— Start of Records —
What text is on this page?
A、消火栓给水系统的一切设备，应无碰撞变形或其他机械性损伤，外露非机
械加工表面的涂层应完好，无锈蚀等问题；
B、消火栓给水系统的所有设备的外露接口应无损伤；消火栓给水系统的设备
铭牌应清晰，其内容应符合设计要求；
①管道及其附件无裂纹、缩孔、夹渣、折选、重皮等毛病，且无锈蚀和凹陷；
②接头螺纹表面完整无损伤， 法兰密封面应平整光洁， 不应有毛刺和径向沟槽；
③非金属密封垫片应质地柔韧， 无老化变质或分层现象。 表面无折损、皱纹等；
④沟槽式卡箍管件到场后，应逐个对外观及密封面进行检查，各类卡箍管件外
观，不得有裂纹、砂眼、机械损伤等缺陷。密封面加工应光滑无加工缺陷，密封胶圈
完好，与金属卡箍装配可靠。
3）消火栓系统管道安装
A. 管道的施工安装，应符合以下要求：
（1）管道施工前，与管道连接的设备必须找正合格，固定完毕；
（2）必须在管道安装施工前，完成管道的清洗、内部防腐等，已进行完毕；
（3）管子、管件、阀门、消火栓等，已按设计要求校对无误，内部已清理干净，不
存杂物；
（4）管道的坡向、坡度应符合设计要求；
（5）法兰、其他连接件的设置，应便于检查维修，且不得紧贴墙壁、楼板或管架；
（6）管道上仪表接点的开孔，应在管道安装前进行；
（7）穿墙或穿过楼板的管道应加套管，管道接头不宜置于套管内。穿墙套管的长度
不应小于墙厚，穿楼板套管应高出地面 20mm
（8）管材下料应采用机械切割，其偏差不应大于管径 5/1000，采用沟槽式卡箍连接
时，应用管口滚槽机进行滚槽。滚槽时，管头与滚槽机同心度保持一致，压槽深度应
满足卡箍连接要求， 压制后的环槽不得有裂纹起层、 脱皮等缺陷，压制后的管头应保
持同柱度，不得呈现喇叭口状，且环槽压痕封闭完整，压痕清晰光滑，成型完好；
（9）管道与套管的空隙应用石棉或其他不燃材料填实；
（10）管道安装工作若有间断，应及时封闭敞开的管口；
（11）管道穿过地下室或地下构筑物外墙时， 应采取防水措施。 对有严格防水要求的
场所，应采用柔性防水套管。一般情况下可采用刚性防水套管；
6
— End of Records —
— Start of Records —
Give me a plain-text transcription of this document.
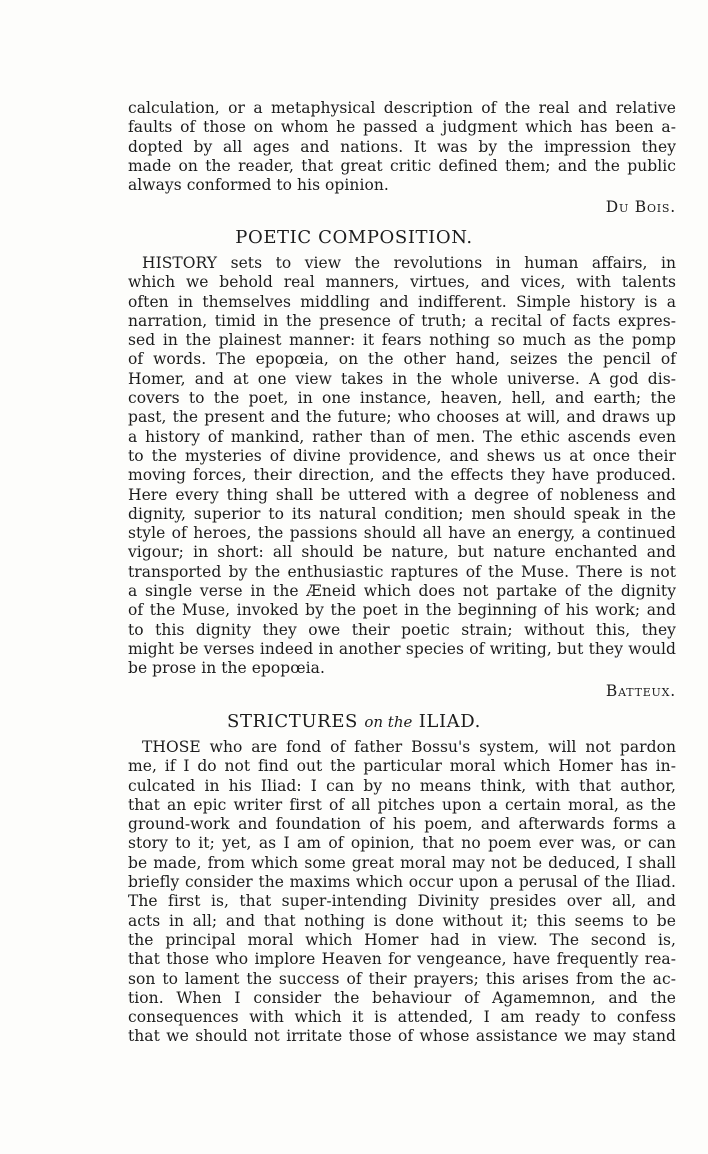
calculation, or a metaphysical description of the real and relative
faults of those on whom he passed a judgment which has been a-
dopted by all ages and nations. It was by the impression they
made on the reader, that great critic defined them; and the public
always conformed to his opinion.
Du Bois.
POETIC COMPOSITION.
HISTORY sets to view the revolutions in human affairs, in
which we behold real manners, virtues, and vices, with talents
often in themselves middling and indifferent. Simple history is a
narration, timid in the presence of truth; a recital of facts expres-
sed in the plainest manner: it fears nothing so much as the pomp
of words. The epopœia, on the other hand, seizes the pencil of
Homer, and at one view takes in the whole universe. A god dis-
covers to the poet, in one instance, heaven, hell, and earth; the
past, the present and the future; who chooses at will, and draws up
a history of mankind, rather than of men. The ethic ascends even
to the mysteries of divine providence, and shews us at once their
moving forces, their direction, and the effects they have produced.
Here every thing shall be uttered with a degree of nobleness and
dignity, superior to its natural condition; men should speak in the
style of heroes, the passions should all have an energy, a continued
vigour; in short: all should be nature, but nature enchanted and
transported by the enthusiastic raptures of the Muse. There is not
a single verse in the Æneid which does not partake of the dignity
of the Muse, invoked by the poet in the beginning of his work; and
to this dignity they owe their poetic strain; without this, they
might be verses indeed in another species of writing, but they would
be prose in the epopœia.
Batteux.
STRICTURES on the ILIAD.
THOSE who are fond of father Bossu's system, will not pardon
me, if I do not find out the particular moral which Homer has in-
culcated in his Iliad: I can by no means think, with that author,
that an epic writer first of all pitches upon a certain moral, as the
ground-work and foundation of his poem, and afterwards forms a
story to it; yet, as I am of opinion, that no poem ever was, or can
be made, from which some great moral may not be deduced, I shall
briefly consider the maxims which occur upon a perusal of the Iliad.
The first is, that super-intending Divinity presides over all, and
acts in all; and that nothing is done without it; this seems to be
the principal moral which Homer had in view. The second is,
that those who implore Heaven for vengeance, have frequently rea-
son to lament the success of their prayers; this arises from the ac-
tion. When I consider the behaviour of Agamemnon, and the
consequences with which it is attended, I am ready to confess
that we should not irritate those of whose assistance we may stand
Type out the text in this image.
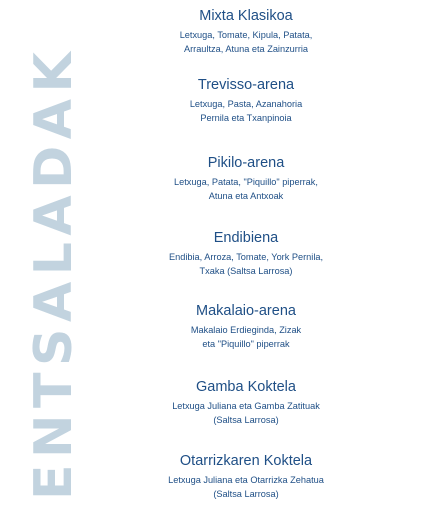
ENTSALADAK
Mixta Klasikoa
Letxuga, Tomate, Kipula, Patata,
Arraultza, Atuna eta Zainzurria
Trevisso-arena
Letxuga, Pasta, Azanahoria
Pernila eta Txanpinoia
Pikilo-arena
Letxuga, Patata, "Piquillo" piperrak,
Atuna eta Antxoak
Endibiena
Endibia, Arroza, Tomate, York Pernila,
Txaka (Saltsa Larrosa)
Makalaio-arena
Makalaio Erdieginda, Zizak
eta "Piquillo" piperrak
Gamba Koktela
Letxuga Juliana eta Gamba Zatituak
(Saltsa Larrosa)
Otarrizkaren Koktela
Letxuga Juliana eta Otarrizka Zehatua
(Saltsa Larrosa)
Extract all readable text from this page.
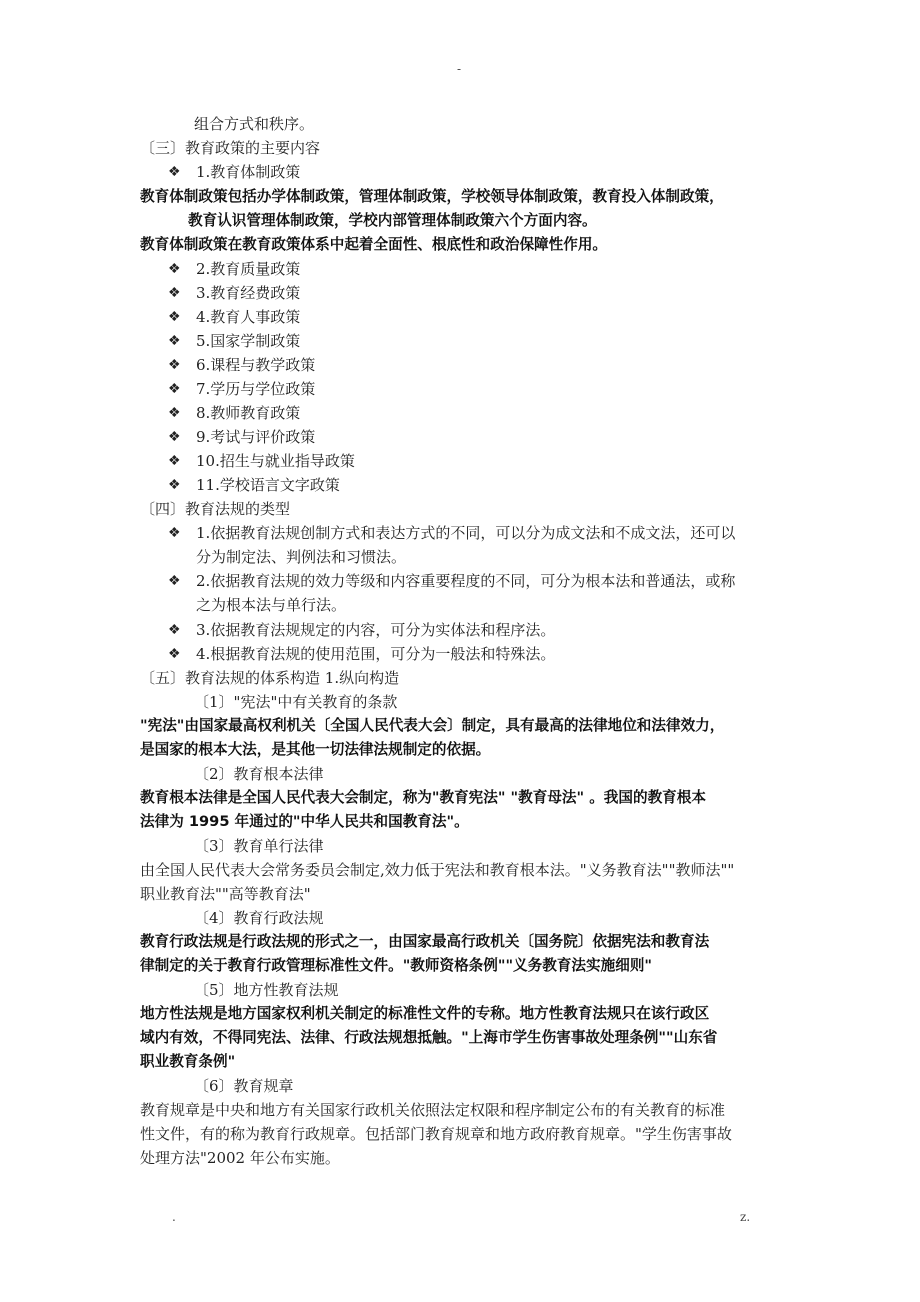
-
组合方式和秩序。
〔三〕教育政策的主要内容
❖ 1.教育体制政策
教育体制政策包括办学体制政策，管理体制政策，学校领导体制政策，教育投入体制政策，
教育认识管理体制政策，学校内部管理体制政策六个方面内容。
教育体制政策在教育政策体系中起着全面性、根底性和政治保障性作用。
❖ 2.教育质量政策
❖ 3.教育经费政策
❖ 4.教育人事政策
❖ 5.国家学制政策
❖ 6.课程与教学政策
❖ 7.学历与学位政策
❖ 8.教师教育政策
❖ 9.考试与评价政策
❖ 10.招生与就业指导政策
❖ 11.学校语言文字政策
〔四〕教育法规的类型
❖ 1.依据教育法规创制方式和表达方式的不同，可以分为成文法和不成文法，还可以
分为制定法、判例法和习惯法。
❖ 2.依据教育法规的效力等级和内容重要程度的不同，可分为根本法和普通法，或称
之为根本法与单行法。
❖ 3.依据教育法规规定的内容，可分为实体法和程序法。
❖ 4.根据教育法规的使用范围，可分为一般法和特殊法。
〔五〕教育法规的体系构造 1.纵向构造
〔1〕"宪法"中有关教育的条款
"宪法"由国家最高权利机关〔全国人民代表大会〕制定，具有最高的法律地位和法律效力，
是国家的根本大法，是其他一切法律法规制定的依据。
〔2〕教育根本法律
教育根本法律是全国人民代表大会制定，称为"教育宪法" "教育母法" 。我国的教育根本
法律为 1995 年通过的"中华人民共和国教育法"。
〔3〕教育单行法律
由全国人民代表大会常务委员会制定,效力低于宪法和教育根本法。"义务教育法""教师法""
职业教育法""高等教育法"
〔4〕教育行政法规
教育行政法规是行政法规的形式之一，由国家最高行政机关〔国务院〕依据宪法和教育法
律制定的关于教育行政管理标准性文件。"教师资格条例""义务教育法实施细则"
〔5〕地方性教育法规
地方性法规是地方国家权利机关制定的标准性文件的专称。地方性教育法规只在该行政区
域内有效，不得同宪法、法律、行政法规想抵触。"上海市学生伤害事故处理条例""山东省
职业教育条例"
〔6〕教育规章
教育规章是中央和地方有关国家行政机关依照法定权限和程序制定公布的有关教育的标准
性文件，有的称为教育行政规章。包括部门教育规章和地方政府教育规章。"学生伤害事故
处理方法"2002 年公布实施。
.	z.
— End of Records —
What is expected ▸ Look through the records and gather every line containing "poem".

Worked solution ▸
ground-work and foundation of his poem, and afterwards forms a
story to it; yet, as I am of opinion, that no poem ever was, or can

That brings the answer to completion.